---- DATA ROWS

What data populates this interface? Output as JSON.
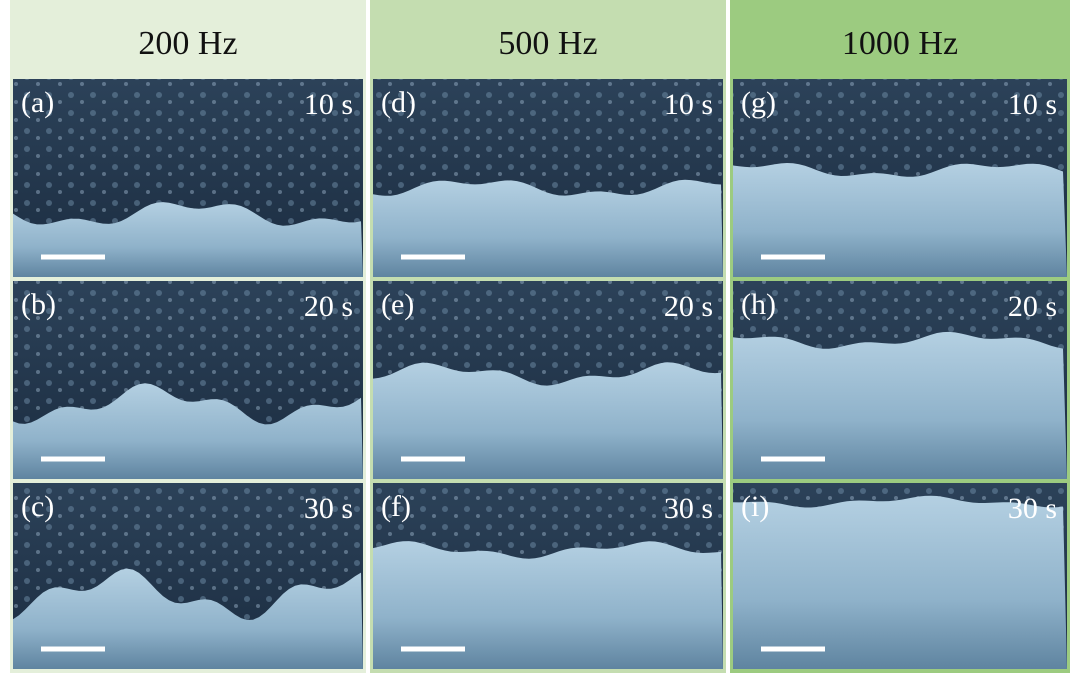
{
  "columns": [
    {
      "title": "200 Hz",
      "panels": [
        {
          "label": "(a)",
          "time": "10 s"
        },
        {
          "label": "(b)",
          "time": "20 s"
        },
        {
          "label": "(c)",
          "time": "30 s"
        }
      ]
    },
    {
      "title": "500 Hz",
      "panels": [
        {
          "label": "(d)",
          "time": "10 s"
        },
        {
          "label": "(e)",
          "time": "20 s"
        },
        {
          "label": "(f)",
          "time": "30 s"
        }
      ]
    },
    {
      "title": "1000 Hz",
      "panels": [
        {
          "label": "(g)",
          "time": "10 s"
        },
        {
          "label": "(h)",
          "time": "20 s"
        },
        {
          "label": "(i)",
          "time": "30 s"
        }
      ]
    }
  ]
}
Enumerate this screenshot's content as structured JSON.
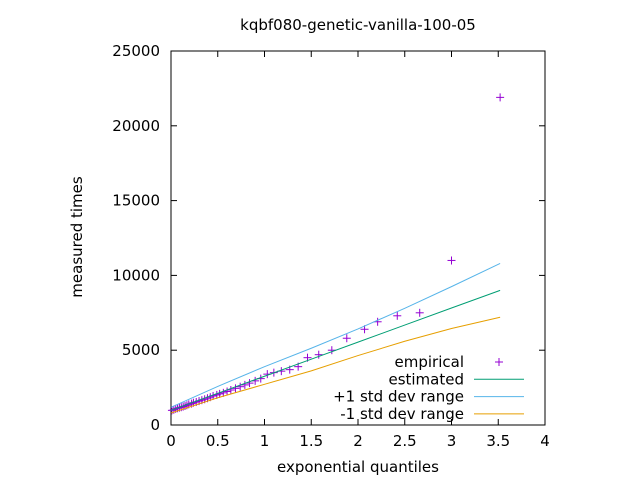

--------

WHAT IS REQUIRED → Tally the lines that hold the string "this" and state the total, nothing more.

REPLY TO THE EXERCISE → 2